▶ _TASK_: If a line of the data below holds the word "Search", list it.

▶ _EXCERPTED RECORDS_:
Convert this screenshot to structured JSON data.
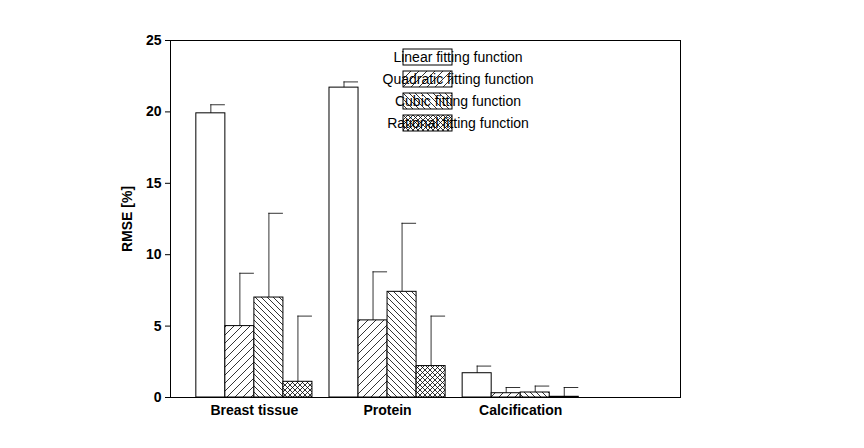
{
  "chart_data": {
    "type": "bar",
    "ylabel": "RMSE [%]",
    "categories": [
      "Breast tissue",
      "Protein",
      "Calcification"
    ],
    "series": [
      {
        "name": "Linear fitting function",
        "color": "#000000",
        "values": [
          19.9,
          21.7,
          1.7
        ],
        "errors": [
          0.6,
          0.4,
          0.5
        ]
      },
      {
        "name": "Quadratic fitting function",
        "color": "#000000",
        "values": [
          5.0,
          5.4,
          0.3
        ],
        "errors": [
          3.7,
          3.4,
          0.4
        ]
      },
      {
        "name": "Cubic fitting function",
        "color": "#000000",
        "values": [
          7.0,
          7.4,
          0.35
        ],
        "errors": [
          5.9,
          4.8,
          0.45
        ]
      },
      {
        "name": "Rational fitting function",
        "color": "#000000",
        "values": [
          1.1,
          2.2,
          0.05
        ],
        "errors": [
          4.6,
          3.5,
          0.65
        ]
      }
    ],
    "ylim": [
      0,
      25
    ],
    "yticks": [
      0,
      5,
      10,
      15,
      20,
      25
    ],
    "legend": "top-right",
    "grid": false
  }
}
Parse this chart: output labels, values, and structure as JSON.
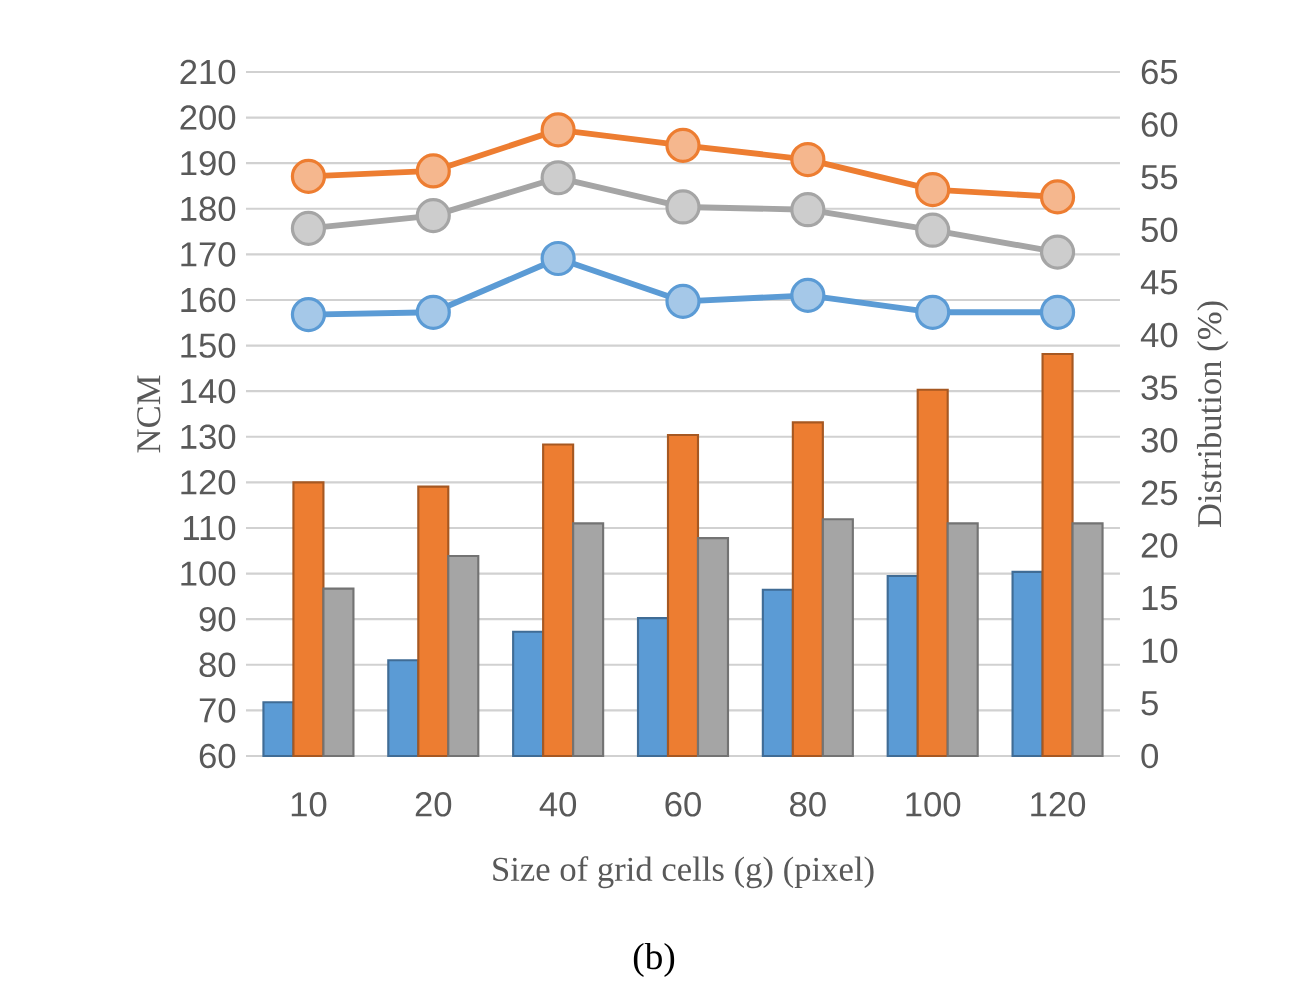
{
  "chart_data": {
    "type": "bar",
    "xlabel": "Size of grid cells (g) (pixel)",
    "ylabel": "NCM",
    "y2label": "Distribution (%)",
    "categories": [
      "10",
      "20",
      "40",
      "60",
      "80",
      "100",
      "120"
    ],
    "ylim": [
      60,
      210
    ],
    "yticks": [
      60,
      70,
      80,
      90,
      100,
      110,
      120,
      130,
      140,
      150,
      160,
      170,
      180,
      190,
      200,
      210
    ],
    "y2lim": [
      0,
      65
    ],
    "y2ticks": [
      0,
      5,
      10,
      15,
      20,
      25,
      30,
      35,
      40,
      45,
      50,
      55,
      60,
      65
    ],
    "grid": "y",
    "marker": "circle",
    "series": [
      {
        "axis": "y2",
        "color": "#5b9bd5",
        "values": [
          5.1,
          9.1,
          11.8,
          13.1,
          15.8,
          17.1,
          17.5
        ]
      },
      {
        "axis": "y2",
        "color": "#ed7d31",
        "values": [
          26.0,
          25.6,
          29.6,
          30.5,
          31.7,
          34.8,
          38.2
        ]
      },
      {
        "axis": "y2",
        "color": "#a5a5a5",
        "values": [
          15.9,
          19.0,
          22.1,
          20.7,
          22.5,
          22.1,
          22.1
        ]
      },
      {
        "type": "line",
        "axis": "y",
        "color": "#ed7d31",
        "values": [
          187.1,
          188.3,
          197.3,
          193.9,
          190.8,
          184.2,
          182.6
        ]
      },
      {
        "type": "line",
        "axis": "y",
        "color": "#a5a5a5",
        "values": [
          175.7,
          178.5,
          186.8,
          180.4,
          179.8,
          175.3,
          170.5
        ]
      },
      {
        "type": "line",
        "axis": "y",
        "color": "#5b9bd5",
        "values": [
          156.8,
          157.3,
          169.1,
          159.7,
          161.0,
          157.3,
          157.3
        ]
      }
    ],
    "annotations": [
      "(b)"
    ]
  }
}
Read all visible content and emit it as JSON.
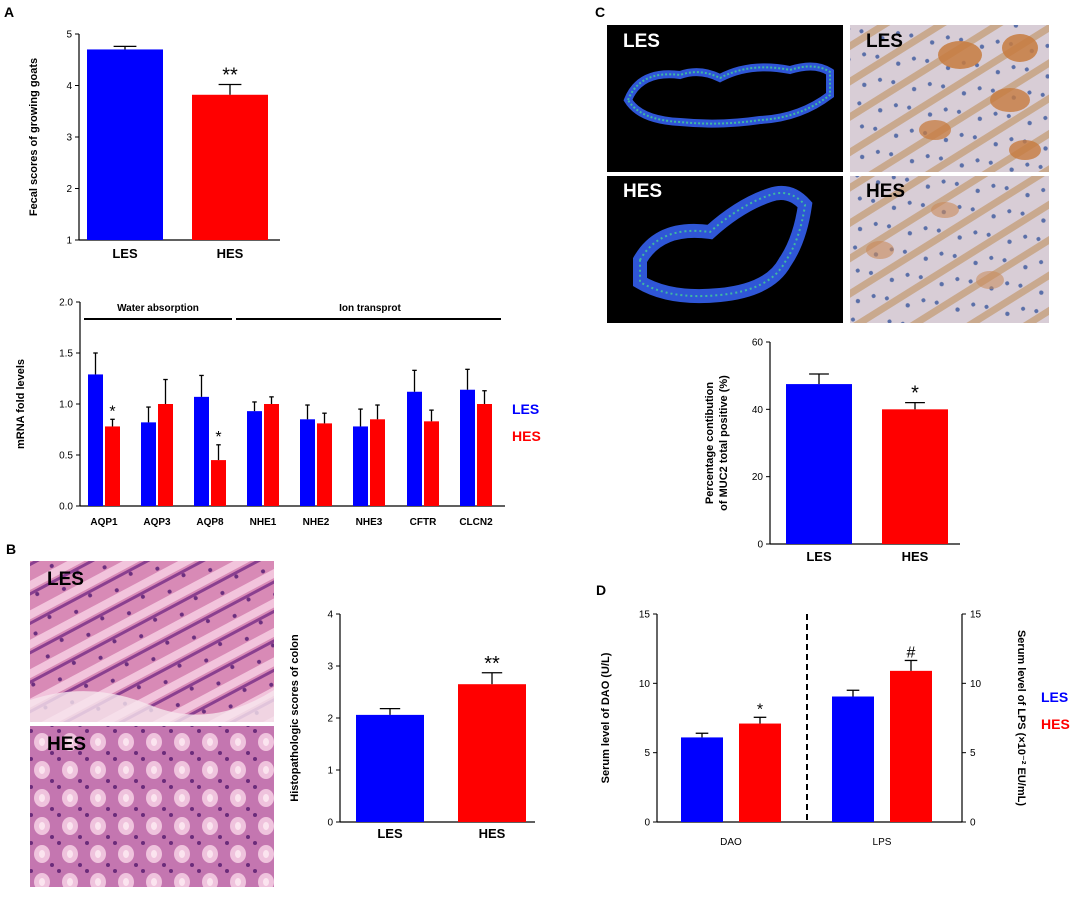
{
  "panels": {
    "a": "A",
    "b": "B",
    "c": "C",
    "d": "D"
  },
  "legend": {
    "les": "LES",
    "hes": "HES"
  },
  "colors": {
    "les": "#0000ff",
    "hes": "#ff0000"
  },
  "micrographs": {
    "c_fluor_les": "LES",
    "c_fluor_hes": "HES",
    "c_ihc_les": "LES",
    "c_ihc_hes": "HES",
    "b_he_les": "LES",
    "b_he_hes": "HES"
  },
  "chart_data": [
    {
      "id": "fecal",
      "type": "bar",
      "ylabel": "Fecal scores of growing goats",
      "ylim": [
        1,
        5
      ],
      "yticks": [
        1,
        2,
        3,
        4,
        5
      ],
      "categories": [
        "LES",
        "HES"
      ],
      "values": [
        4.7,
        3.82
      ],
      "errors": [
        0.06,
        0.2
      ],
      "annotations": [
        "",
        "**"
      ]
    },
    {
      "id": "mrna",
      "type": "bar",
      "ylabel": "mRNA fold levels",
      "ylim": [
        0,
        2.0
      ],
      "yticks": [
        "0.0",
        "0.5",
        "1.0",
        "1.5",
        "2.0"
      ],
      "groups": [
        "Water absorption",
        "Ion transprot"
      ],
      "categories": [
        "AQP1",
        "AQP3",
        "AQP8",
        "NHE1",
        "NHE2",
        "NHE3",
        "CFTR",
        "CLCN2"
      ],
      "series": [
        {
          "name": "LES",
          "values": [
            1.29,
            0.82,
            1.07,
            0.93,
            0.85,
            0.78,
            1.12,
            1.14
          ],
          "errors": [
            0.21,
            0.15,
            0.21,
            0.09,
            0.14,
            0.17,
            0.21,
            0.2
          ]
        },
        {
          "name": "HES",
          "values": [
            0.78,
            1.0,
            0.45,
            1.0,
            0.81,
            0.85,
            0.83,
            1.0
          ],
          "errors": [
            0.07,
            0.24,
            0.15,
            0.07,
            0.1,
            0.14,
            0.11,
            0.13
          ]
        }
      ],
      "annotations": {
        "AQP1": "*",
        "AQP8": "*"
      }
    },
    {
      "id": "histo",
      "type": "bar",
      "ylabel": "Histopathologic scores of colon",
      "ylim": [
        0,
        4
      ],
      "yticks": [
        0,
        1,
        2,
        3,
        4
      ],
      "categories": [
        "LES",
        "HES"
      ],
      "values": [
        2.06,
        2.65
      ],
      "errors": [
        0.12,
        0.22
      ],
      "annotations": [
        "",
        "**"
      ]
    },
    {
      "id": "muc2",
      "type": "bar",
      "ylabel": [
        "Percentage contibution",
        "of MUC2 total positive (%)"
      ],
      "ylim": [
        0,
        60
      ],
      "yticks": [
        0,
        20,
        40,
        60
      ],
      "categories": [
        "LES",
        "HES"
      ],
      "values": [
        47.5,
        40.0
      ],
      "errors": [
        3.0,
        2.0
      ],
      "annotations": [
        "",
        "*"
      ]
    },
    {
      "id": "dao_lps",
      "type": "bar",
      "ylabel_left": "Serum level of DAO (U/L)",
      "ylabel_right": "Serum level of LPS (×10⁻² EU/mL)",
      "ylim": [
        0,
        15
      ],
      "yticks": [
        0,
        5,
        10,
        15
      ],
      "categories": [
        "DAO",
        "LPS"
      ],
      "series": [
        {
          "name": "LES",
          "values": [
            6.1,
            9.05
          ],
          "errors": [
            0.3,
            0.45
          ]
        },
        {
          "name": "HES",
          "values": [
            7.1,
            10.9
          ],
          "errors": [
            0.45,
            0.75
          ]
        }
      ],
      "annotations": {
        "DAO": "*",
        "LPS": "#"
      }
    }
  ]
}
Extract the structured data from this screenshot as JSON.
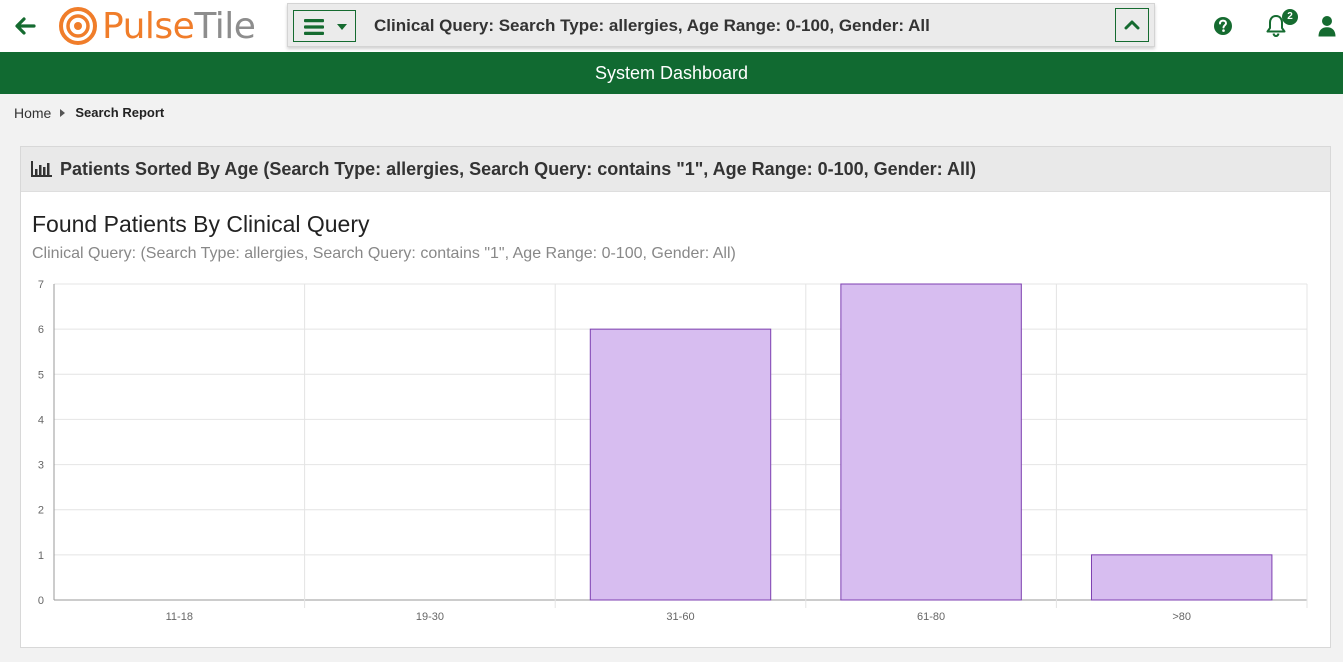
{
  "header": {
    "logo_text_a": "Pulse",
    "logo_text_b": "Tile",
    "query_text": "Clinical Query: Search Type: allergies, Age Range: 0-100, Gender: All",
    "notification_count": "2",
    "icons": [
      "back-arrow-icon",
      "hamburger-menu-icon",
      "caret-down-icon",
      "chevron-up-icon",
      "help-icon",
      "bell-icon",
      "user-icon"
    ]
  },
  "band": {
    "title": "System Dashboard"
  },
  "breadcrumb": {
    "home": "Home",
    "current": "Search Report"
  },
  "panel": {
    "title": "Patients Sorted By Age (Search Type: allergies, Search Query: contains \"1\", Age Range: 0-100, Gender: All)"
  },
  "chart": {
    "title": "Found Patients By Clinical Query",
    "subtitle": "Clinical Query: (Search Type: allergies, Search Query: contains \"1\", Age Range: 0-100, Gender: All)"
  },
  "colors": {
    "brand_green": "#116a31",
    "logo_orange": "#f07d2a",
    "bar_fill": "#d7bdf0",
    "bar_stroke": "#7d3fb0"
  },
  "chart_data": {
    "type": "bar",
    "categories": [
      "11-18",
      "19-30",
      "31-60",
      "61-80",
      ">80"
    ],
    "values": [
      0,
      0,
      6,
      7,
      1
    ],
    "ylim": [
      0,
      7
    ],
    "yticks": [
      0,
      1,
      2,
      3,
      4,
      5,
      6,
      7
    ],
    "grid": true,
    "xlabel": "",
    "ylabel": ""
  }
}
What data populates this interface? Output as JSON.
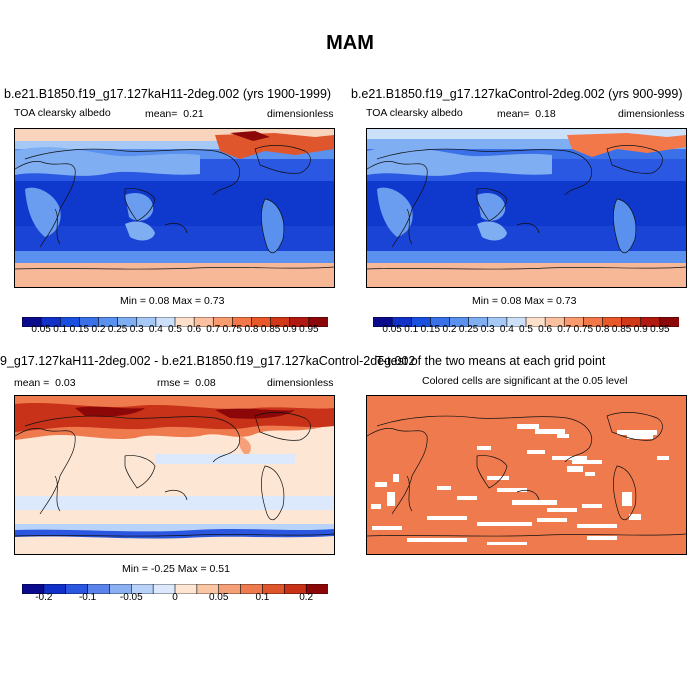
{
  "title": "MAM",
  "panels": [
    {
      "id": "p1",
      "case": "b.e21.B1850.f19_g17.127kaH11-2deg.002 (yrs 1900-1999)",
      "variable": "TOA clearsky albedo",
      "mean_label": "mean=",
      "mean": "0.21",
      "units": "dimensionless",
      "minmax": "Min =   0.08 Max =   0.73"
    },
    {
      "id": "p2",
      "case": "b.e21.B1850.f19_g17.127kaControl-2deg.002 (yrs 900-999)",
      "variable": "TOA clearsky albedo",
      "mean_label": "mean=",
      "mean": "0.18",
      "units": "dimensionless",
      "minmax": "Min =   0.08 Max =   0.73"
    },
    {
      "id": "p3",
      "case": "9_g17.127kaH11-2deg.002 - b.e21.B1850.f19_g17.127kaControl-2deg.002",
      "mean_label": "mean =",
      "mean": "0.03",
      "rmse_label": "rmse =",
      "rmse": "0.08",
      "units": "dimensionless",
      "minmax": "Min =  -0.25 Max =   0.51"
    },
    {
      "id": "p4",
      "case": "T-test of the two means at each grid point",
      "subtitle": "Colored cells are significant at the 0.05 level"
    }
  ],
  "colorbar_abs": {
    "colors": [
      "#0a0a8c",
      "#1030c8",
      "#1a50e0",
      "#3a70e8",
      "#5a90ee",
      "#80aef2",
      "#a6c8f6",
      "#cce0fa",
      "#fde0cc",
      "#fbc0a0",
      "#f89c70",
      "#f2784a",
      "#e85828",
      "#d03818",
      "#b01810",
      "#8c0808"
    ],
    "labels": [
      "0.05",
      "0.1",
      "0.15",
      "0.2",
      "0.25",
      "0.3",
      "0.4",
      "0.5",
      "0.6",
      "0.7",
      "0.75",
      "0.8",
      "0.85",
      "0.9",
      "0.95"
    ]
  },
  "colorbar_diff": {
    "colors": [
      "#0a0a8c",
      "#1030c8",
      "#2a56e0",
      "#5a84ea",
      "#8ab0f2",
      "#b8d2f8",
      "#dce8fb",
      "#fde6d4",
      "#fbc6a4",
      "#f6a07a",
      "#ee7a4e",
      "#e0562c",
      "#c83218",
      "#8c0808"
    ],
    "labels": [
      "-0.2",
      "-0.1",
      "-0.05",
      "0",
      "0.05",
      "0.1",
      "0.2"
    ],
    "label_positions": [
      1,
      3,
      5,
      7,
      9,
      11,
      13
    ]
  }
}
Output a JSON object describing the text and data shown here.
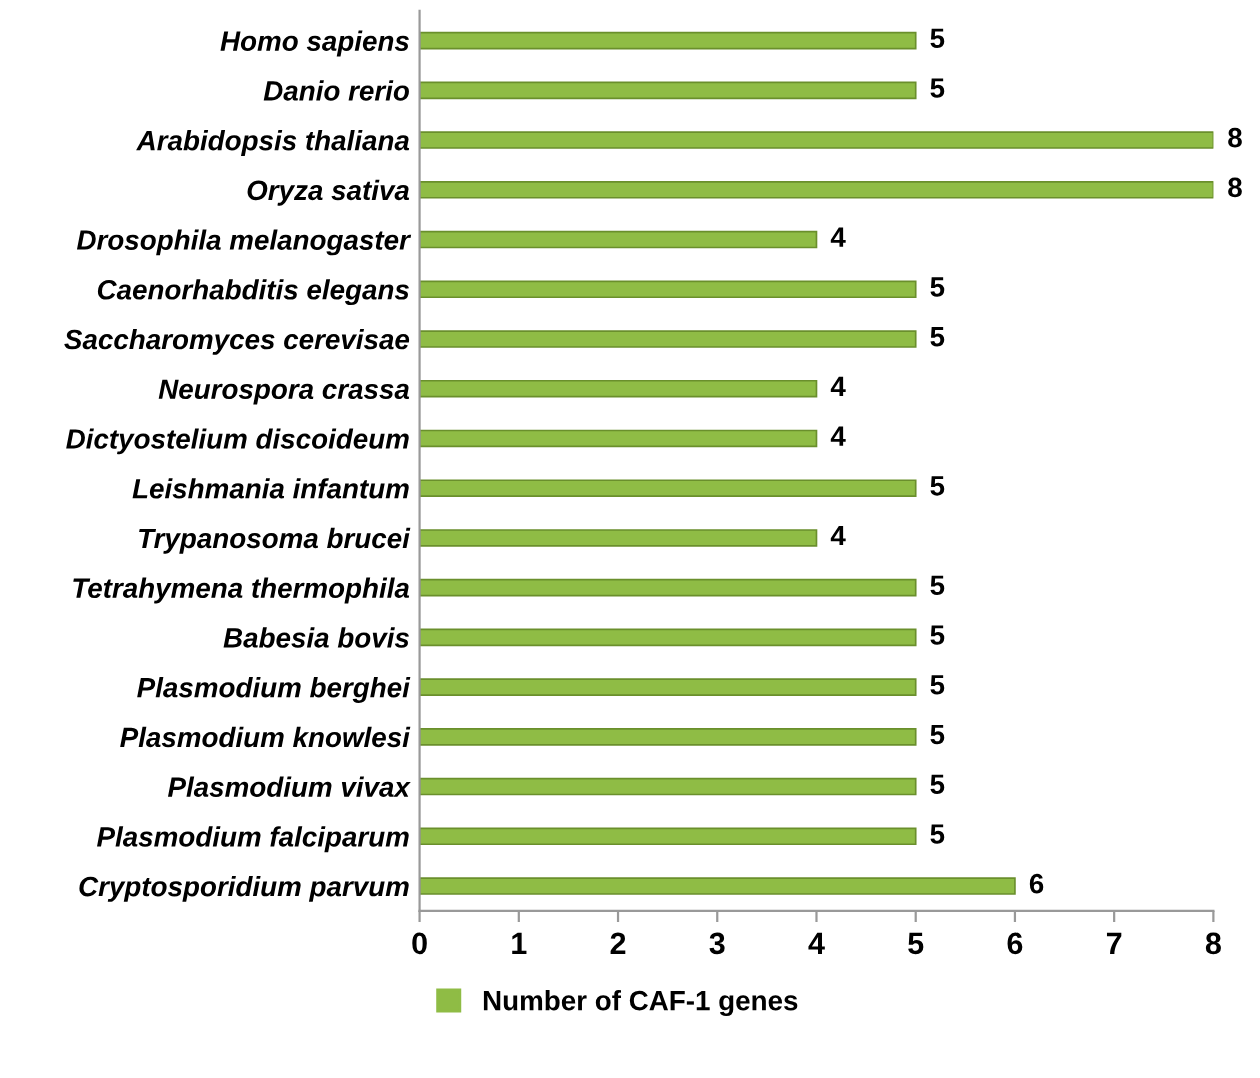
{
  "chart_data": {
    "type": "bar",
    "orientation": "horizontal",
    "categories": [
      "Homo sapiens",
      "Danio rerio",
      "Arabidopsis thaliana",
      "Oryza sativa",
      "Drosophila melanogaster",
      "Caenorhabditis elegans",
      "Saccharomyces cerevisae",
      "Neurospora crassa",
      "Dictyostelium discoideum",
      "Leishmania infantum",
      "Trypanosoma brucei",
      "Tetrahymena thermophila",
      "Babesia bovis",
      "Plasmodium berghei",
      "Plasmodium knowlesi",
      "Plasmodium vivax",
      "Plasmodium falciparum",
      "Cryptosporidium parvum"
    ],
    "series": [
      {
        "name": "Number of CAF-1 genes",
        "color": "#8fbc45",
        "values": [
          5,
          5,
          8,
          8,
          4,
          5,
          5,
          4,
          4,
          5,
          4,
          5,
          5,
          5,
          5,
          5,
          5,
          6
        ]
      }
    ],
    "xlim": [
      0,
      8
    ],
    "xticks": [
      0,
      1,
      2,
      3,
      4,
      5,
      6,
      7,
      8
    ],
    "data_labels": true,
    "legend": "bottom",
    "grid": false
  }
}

▶ _RESULT OF THE EXERCISE_:
    "query_text": "Clinical Query: Search Type: allergies, Age Range: 0-100, Gender: All",
    "current": "Search Report"
    "title": "Patients Sorted By Age (Search Type: allergies, Search Query: contains \"1\", Age Range: 0-100, Gender: All)"
    "subtitle": "Clinical Query: (Search Type: allergies, Search Query: contains \"1\", Age Range: 0-100, Gender: All)"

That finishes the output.